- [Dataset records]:
- - - -

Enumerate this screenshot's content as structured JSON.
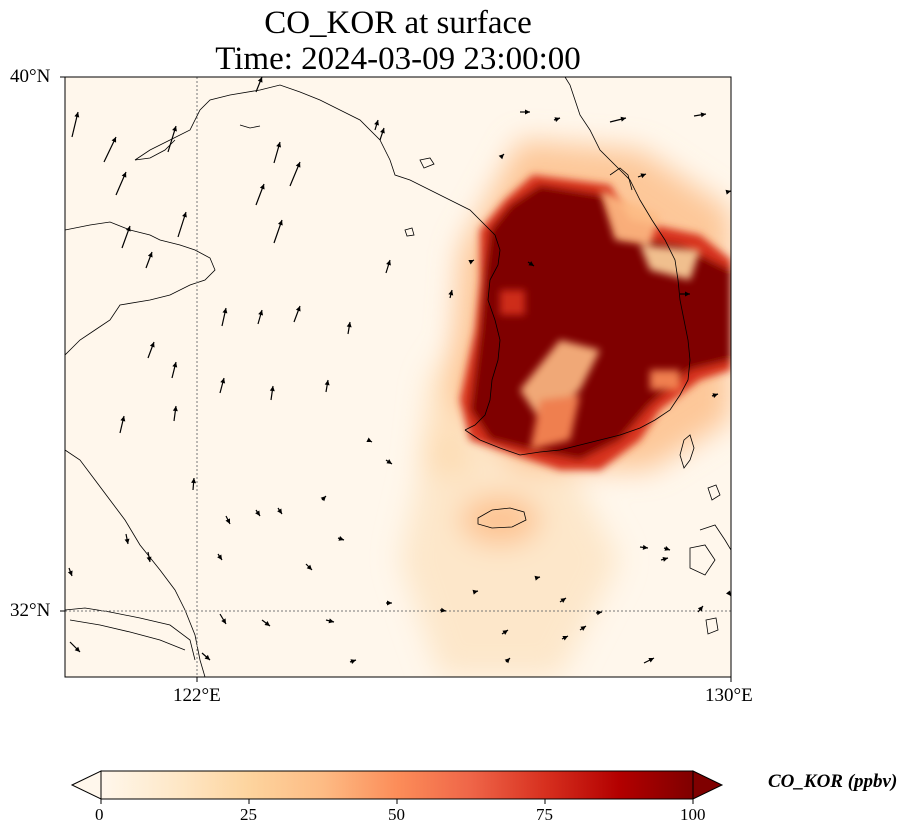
{
  "title": {
    "line1": "CO_KOR at surface",
    "line2": "Time: 2024-03-09 23:00:00"
  },
  "axes": {
    "lat_ticks": [
      {
        "label": "40°N",
        "value": 40
      },
      {
        "label": "32°N",
        "value": 32
      }
    ],
    "lon_ticks": [
      {
        "label": "122°E",
        "value": 122
      },
      {
        "label": "130°E",
        "value": 130
      }
    ],
    "extent": {
      "lon_min": 120,
      "lon_max": 130,
      "lat_min": 31,
      "lat_max": 40
    },
    "gridlines": "dotted"
  },
  "colorbar": {
    "label": "CO_KOR (ppbv)",
    "ticks": [
      "0",
      "25",
      "50",
      "75",
      "100"
    ],
    "range": [
      0,
      100
    ],
    "extend": "both",
    "colormap": [
      "#fff7ec",
      "#fee8c8",
      "#fdd49e",
      "#fdbb84",
      "#fc8d59",
      "#ef6548",
      "#d7301f",
      "#b30000",
      "#7f0000"
    ]
  },
  "chart_data": {
    "type": "heatmap",
    "variable": "CO_KOR",
    "units": "ppbv",
    "description_of_field": "Concentration field centered over the Korean Peninsula with plume drifting southwest over the Yellow Sea",
    "plume_cores": [
      {
        "lon": 127.5,
        "lat": 35.6,
        "value": 100
      },
      {
        "lon": 128.6,
        "lat": 36.8,
        "value": 100
      },
      {
        "lon": 126.9,
        "lat": 37.4,
        "value": 100
      },
      {
        "lon": 129.2,
        "lat": 35.4,
        "value": 95
      },
      {
        "lon": 126.8,
        "lat": 35.0,
        "value": 90
      }
    ],
    "wind_vectors": "north-to-northeast flow over China, weak flow over Yellow Sea"
  }
}
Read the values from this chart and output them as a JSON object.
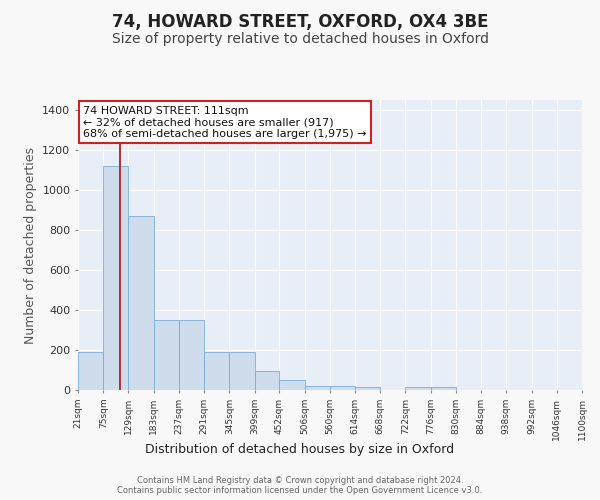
{
  "title": "74, HOWARD STREET, OXFORD, OX4 3BE",
  "subtitle": "Size of property relative to detached houses in Oxford",
  "xlabel": "Distribution of detached houses by size in Oxford",
  "ylabel": "Number of detached properties",
  "bar_color": "#cfdcec",
  "bar_edge_color": "#7aadd4",
  "bar_heights": [
    190,
    1120,
    870,
    350,
    350,
    190,
    190,
    95,
    50,
    20,
    20,
    15,
    0,
    15,
    15,
    0,
    0,
    0,
    0,
    0
  ],
  "bin_edges": [
    21,
    75,
    129,
    183,
    237,
    291,
    345,
    399,
    452,
    506,
    560,
    614,
    668,
    722,
    776,
    830,
    884,
    938,
    992,
    1046,
    1100
  ],
  "bin_labels": [
    "21sqm",
    "75sqm",
    "129sqm",
    "183sqm",
    "237sqm",
    "291sqm",
    "345sqm",
    "399sqm",
    "452sqm",
    "506sqm",
    "560sqm",
    "614sqm",
    "668sqm",
    "722sqm",
    "776sqm",
    "830sqm",
    "884sqm",
    "938sqm",
    "992sqm",
    "1046sqm",
    "1100sqm"
  ],
  "property_size": 111,
  "red_line_color": "#aa2222",
  "annotation_line1": "74 HOWARD STREET: 111sqm",
  "annotation_line2": "← 32% of detached houses are smaller (917)",
  "annotation_line3": "68% of semi-detached houses are larger (1,975) →",
  "annotation_box_color": "#ffffff",
  "annotation_box_edge": "#cc2222",
  "ylim": [
    0,
    1450
  ],
  "yticks": [
    0,
    200,
    400,
    600,
    800,
    1000,
    1200,
    1400
  ],
  "background_color": "#e8eef8",
  "grid_color": "#ffffff",
  "footer_text": "Contains HM Land Registry data © Crown copyright and database right 2024.\nContains public sector information licensed under the Open Government Licence v3.0.",
  "title_fontsize": 12,
  "subtitle_fontsize": 10,
  "ylabel_fontsize": 9,
  "xlabel_fontsize": 9,
  "fig_bg": "#f8f8f8"
}
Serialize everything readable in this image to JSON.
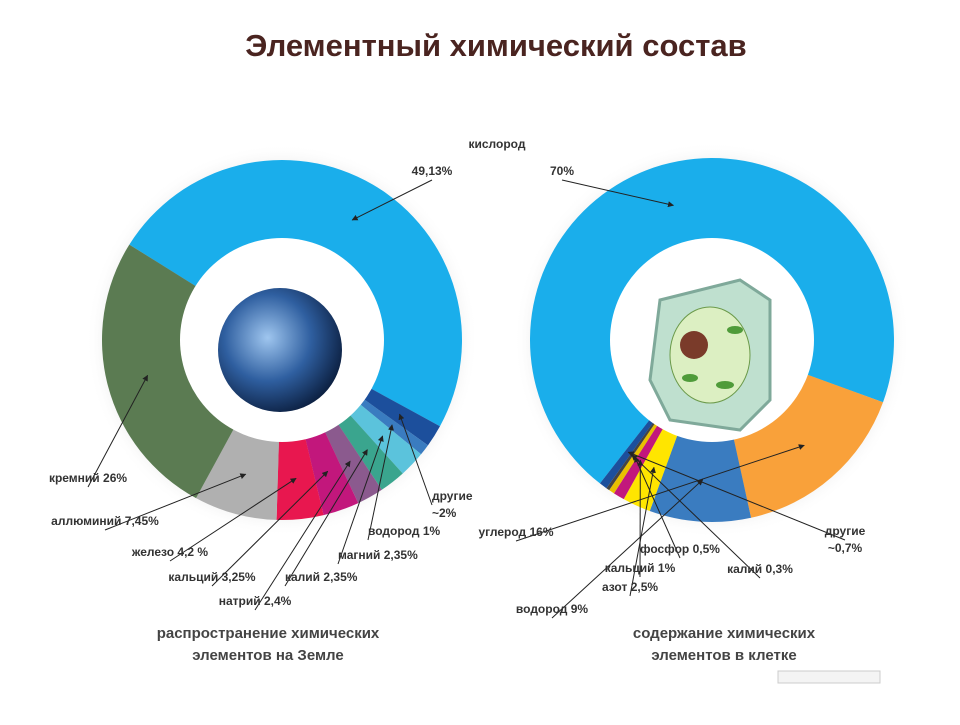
{
  "title": "Элементный химический состав",
  "annotation": "кислород",
  "chart_data": [
    {
      "type": "donut",
      "categories": [
        null,
        "другие",
        "водород",
        "магний",
        "калий",
        "натрий",
        "кальций",
        "железо",
        "аллюминий",
        "кремний"
      ],
      "values": [
        49.13,
        2,
        1,
        2.35,
        2.35,
        2.4,
        3.25,
        4.2,
        7.45,
        26
      ],
      "value_labels": [
        "49,13%",
        "~2%",
        "1%",
        "2,35%",
        "2,35%",
        "2,4%",
        "3,25%",
        "4,2 %",
        "7,45%",
        "26%"
      ],
      "colors": [
        "#1aaeeb",
        "#1c4f9c",
        "#3a7cc0",
        "#5bc3dc",
        "#3aa58e",
        "#8b5a8e",
        "#c2177c",
        "#e8174f",
        "#b0b0b0",
        "#5b7b52"
      ],
      "caption": [
        "распространение химических",
        "элементов на Земле"
      ]
    },
    {
      "type": "donut",
      "categories": [
        null,
        "углерод",
        "водород",
        "азот",
        "кальций",
        "фосфор",
        "калий",
        "другие"
      ],
      "values": [
        70,
        16,
        9,
        2.5,
        1,
        0.5,
        0.3,
        0.7
      ],
      "value_labels": [
        "70%",
        "16%",
        "9%",
        "2,5%",
        "1%",
        "0,5%",
        "0,3%",
        "~0,7%"
      ],
      "colors": [
        "#1aaeeb",
        "#f9a13a",
        "#3a7cc0",
        "#ffe500",
        "#c2177c",
        "#e8c000",
        "#444444",
        "#1c4f9c"
      ],
      "caption": [
        "содержание химических",
        "элементов в клетке"
      ]
    }
  ]
}
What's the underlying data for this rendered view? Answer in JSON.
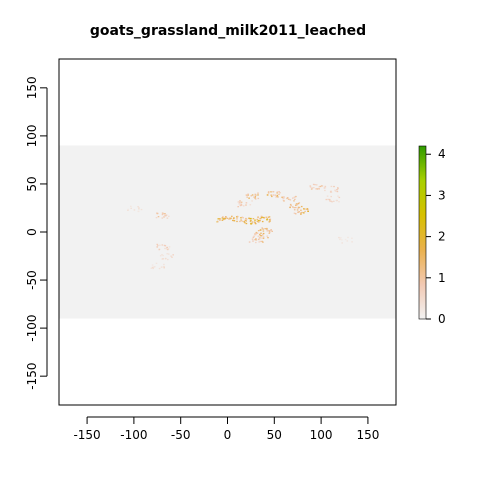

- - - -

- [YOUR GOAL]:
Exclude the pictures, and transcribe all of the material exactly.

- [ANSWER BELOW]:
Enumerate this screenshot's content as structured JSON.
{
  "title": {
    "line1": "CO_KOR at surface",
    "line2": "Time: 2024-03-09 23:00:00"
  },
  "axes": {
    "lat_ticks": [
      {
        "label": "40°N",
        "value": 40
      },
      {
        "label": "32°N",
        "value": 32
      }
    ],
    "lon_ticks": [
      {
        "label": "122°E",
        "value": 122
      },
      {
        "label": "130°E",
        "value": 130
      }
    ],
    "extent": {
      "lon_min": 120,
      "lon_max": 130,
      "lat_min": 31,
      "lat_max": 40
    },
    "gridlines": "dotted"
  },
  "colorbar": {
    "label": "CO_KOR (ppbv)",
    "ticks": [
      "0",
      "25",
      "50",
      "75",
      "100"
    ],
    "range": [
      0,
      100
    ],
    "extend": "both",
    "colormap": [
      "#fff7ec",
      "#fee8c8",
      "#fdd49e",
      "#fdbb84",
      "#fc8d59",
      "#ef6548",
      "#d7301f",
      "#b30000",
      "#7f0000"
    ]
  },
  "chart_data": {
    "type": "heatmap",
    "variable": "CO_KOR",
    "units": "ppbv",
    "description_of_field": "Concentration field centered over the Korean Peninsula with plume drifting southwest over the Yellow Sea",
    "plume_cores": [
      {
        "lon": 127.5,
        "lat": 35.6,
        "value": 100
      },
      {
        "lon": 128.6,
        "lat": 36.8,
        "value": 100
      },
      {
        "lon": 126.9,
        "lat": 37.4,
        "value": 100
      },
      {
        "lon": 129.2,
        "lat": 35.4,
        "value": 95
      },
      {
        "lon": 126.8,
        "lat": 35.0,
        "value": 90
      }
    ],
    "wind_vectors": "north-to-northeast flow over China, weak flow over Yellow Sea"
  }
}
Read the values from this chart and output them as a JSON object.
{
  "title": "74, HOWARD STREET, OXFORD, OX4 3BE",
  "subtitle": "Size of property relative to detached houses in Oxford",
  "xlabel": "Distribution of detached houses by size in Oxford",
  "ylabel": "Number of detached properties",
  "bar_color": "#cfdcec",
  "bar_edge_color": "#7aadd4",
  "bar_heights": [
    190,
    1120,
    870,
    350,
    350,
    190,
    190,
    95,
    50,
    20,
    20,
    15,
    0,
    15,
    15,
    0,
    0,
    0,
    0,
    0
  ],
  "bin_edges": [
    21,
    75,
    129,
    183,
    237,
    291,
    345,
    399,
    452,
    506,
    560,
    614,
    668,
    722,
    776,
    830,
    884,
    938,
    992,
    1046,
    1100
  ],
  "bin_labels": [
    "21sqm",
    "75sqm",
    "129sqm",
    "183sqm",
    "237sqm",
    "291sqm",
    "345sqm",
    "399sqm",
    "452sqm",
    "506sqm",
    "560sqm",
    "614sqm",
    "668sqm",
    "722sqm",
    "776sqm",
    "830sqm",
    "884sqm",
    "938sqm",
    "992sqm",
    "1046sqm",
    "1100sqm"
  ],
  "property_size": 111,
  "red_line_color": "#aa2222",
  "annotation_line1": "74 HOWARD STREET: 111sqm",
  "annotation_line2": "← 32% of detached houses are smaller (917)",
  "annotation_line3": "68% of semi-detached houses are larger (1,975) →",
  "annotation_box_color": "#ffffff",
  "annotation_box_edge": "#cc2222",
  "ylim": [
    0,
    1450
  ],
  "yticks": [
    0,
    200,
    400,
    600,
    800,
    1000,
    1200,
    1400
  ],
  "background_color": "#e8eef8",
  "grid_color": "#ffffff",
  "footer_text": "Contains HM Land Registry data © Crown copyright and database right 2024.\nContains public sector information licensed under the Open Government Licence v3.0.",
  "title_fontsize": 12,
  "subtitle_fontsize": 10,
  "ylabel_fontsize": 9,
  "xlabel_fontsize": 9,
  "fig_bg": "#f8f8f8"
}
Serialize everything readable in this image to JSON.
{
  "title": "Элементный химический состав",
  "annotation": "кислород",
  "chart_data": [
    {
      "type": "donut",
      "categories": [
        null,
        "другие",
        "водород",
        "магний",
        "калий",
        "натрий",
        "кальций",
        "железо",
        "аллюминий",
        "кремний"
      ],
      "values": [
        49.13,
        2,
        1,
        2.35,
        2.35,
        2.4,
        3.25,
        4.2,
        7.45,
        26
      ],
      "value_labels": [
        "49,13%",
        "~2%",
        "1%",
        "2,35%",
        "2,35%",
        "2,4%",
        "3,25%",
        "4,2 %",
        "7,45%",
        "26%"
      ],
      "colors": [
        "#1aaeeb",
        "#1c4f9c",
        "#3a7cc0",
        "#5bc3dc",
        "#3aa58e",
        "#8b5a8e",
        "#c2177c",
        "#e8174f",
        "#b0b0b0",
        "#5b7b52"
      ],
      "caption": [
        "распространение химических",
        "элементов на Земле"
      ]
    },
    {
      "type": "donut",
      "categories": [
        null,
        "углерод",
        "водород",
        "азот",
        "кальций",
        "фосфор",
        "калий",
        "другие"
      ],
      "values": [
        70,
        16,
        9,
        2.5,
        1,
        0.5,
        0.3,
        0.7
      ],
      "value_labels": [
        "70%",
        "16%",
        "9%",
        "2,5%",
        "1%",
        "0,5%",
        "0,3%",
        "~0,7%"
      ],
      "colors": [
        "#1aaeeb",
        "#f9a13a",
        "#3a7cc0",
        "#ffe500",
        "#c2177c",
        "#e8c000",
        "#444444",
        "#1c4f9c"
      ],
      "caption": [
        "содержание химических",
        "элементов в клетке"
      ]
    }
  ]
}
What's the underlying data for this rendered view? Answer in JSON.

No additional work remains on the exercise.